### [TASK OBJECTIVE]
From the passage on drag strip etiquette, return everything from "Drag Strip Info" down to "approach the starting line.", copied word for word.

Postby 4everstock » September 1st, 2013, 12:10 am

Drag Strip Info and Etiquette

Staging:

Watch the track officials, do not move until they motion you forward. You should keep your AC off in the staging lanes, it will drip water that will get on tires and ruin traction. Your windows should be closed (and parking lights on if it is nighttime) as you approach the starting line.

As you approach the starting area, you will reach the "water box", an area that is kept wet by track officials. If you have street tires, drive around the water. You may back up a little to straighten the car out and get your rear tires onto the damp area just past the water box. If you drive through the water, your tread will spread the water into the starting area and other competitors will hate you for it! The water is there to allow cars with race tires to do a proper "burn out". Street tired cars should not do a big smoky burnout. The rubber in street tires is designed to operate best at typical ambient temperatures. The tires get slipperier, not stickier, when they get too hot. Just wait for the official to give you the signal to advance to the starting line. At that point, just briefly spin the tires while you accelerate out of the damp area and pull up to the lights. If your car is an automatic, hold the brakes on while you press down on the accelerator and your wheels should spin when you release the brake. For a stick shift, just bring the revs up and "pop" the clutch to get your wheels to spin for a few revolutions.


The "Christmas Tree"

The start of a drag race is controlled by the "Christmas tree", often called just the "tree". It has multicolored starting lights and the name comes from these. On each competitors side are seven lights: two small yellow lights at the top of the fixture, followed in descending order by three larger yellow lights, then a green and a red bulb. Two light beams cross the starting-line area and are wired to the Christmas tree and electronic timers. When the front tires of a vehicle break the first light beam, called the pre-stage beam, the top yellow light (pre-stage light) illuminates and indicates that the car is approximately seven inches from the starting line.

Rolling further forward into the stage beam causes the second yellow light (the stage light) to illuminate, indicating that the vehicle is ready to race. When both vehicles are staged, the starter will activate the tree, and each driver will focus on the three large amber lights on his side of the tree. The three large yellow light will illuminate consecutively 0.500sec (1/2 second) apart, followed in 0.500sec by the green light. This sequence of lights is called a "full tree". There is also a "pro tree" in which all three yellow lights illuminate for 0.400sec. As a newcomer you will want a full tree.

### [PROVIDED RECORDS]
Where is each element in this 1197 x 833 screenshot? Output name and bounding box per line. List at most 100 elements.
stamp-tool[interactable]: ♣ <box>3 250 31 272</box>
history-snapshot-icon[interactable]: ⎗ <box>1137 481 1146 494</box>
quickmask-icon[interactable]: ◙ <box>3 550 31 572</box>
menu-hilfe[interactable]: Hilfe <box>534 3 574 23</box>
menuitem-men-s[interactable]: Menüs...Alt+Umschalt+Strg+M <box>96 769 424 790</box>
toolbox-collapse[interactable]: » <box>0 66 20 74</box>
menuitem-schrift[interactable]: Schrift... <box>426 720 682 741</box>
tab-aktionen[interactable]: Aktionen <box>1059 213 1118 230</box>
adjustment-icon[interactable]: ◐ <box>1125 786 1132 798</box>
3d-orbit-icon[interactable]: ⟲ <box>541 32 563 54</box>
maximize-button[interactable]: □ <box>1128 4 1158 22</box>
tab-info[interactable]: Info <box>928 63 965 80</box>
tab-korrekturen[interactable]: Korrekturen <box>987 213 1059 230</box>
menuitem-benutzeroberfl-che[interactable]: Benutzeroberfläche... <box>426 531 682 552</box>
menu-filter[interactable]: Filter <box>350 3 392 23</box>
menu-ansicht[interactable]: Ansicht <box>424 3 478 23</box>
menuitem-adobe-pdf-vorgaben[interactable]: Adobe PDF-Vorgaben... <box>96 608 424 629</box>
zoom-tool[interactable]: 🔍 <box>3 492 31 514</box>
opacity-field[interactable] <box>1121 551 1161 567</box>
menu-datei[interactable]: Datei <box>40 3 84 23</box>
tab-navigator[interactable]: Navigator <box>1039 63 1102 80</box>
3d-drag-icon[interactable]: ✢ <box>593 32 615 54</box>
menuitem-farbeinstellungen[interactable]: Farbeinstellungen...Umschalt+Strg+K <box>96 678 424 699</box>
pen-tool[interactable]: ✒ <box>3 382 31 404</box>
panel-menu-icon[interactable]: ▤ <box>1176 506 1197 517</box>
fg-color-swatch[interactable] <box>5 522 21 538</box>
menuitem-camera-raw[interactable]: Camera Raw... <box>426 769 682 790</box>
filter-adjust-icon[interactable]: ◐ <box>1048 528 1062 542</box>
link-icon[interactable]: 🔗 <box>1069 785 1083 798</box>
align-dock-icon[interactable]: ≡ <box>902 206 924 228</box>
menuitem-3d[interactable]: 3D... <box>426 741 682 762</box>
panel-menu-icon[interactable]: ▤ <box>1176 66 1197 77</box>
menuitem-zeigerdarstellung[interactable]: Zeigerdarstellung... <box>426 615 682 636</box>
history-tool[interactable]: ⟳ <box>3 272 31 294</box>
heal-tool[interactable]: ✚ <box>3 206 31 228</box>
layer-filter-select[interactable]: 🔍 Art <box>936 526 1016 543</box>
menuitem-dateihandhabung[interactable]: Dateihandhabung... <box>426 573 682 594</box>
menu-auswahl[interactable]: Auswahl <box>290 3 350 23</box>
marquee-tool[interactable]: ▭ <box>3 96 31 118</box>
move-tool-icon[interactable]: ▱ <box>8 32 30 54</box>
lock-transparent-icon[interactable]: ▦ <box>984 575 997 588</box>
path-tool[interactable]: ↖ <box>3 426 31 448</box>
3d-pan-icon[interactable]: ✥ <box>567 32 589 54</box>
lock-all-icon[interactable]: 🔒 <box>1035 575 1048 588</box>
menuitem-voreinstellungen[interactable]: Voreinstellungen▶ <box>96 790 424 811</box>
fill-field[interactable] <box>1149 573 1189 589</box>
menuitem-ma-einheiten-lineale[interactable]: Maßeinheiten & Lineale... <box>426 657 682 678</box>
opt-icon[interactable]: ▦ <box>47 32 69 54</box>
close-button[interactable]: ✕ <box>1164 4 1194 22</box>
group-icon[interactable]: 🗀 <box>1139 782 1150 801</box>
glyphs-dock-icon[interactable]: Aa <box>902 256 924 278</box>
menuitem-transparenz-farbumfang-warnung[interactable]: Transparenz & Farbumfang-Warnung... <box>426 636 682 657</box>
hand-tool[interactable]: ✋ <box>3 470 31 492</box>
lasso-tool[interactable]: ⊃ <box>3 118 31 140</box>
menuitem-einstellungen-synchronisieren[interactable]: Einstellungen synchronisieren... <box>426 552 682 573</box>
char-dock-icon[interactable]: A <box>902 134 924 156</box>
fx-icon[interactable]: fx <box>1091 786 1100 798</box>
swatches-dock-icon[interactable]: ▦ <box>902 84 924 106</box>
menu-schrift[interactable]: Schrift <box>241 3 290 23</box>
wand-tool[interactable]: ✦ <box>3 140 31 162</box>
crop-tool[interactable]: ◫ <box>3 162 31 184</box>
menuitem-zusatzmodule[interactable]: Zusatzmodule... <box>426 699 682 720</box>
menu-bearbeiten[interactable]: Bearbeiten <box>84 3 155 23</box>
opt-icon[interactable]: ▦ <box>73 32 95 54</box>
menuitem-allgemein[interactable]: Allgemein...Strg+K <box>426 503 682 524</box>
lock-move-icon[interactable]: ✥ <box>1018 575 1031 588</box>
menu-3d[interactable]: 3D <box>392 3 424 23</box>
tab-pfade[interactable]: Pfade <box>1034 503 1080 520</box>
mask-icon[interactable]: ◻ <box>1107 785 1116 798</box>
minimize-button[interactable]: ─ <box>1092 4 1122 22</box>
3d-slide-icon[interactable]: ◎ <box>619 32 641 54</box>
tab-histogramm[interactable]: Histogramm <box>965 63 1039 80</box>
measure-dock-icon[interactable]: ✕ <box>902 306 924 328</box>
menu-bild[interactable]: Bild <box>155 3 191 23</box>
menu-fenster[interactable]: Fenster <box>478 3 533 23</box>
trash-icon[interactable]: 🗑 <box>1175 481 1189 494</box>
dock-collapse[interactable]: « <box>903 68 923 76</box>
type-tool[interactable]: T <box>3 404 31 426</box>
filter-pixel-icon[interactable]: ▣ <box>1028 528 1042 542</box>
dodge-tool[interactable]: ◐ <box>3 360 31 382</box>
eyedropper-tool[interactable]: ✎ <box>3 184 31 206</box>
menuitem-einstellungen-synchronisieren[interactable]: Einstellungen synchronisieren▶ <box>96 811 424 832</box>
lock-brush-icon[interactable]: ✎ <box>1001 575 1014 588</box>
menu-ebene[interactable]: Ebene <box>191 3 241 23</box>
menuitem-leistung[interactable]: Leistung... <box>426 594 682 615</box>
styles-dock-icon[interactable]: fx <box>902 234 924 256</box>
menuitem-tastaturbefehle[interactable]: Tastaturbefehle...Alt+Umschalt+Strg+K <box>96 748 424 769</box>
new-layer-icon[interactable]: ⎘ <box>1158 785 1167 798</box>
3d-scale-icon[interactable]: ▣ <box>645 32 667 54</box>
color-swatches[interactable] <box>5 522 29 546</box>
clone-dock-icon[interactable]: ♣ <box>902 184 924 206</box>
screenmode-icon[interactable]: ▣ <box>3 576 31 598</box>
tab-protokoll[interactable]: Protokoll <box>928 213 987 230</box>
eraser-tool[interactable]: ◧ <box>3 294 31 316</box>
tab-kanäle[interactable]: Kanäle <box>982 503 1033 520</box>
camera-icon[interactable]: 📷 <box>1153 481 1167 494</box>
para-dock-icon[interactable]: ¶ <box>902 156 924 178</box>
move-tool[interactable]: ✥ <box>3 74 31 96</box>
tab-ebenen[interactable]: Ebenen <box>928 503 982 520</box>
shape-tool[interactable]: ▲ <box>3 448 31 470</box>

### [RESULT OF THE TASK]
Drag Strip Info and Etiquette

Staging:

Watch the track officials, do not move until they motion you forward. You should keep your AC off in the staging lanes, it will drip water that will get on tires and ruin traction. Your windows should be closed (and parking lights on if it is nighttime) as you approach the starting line.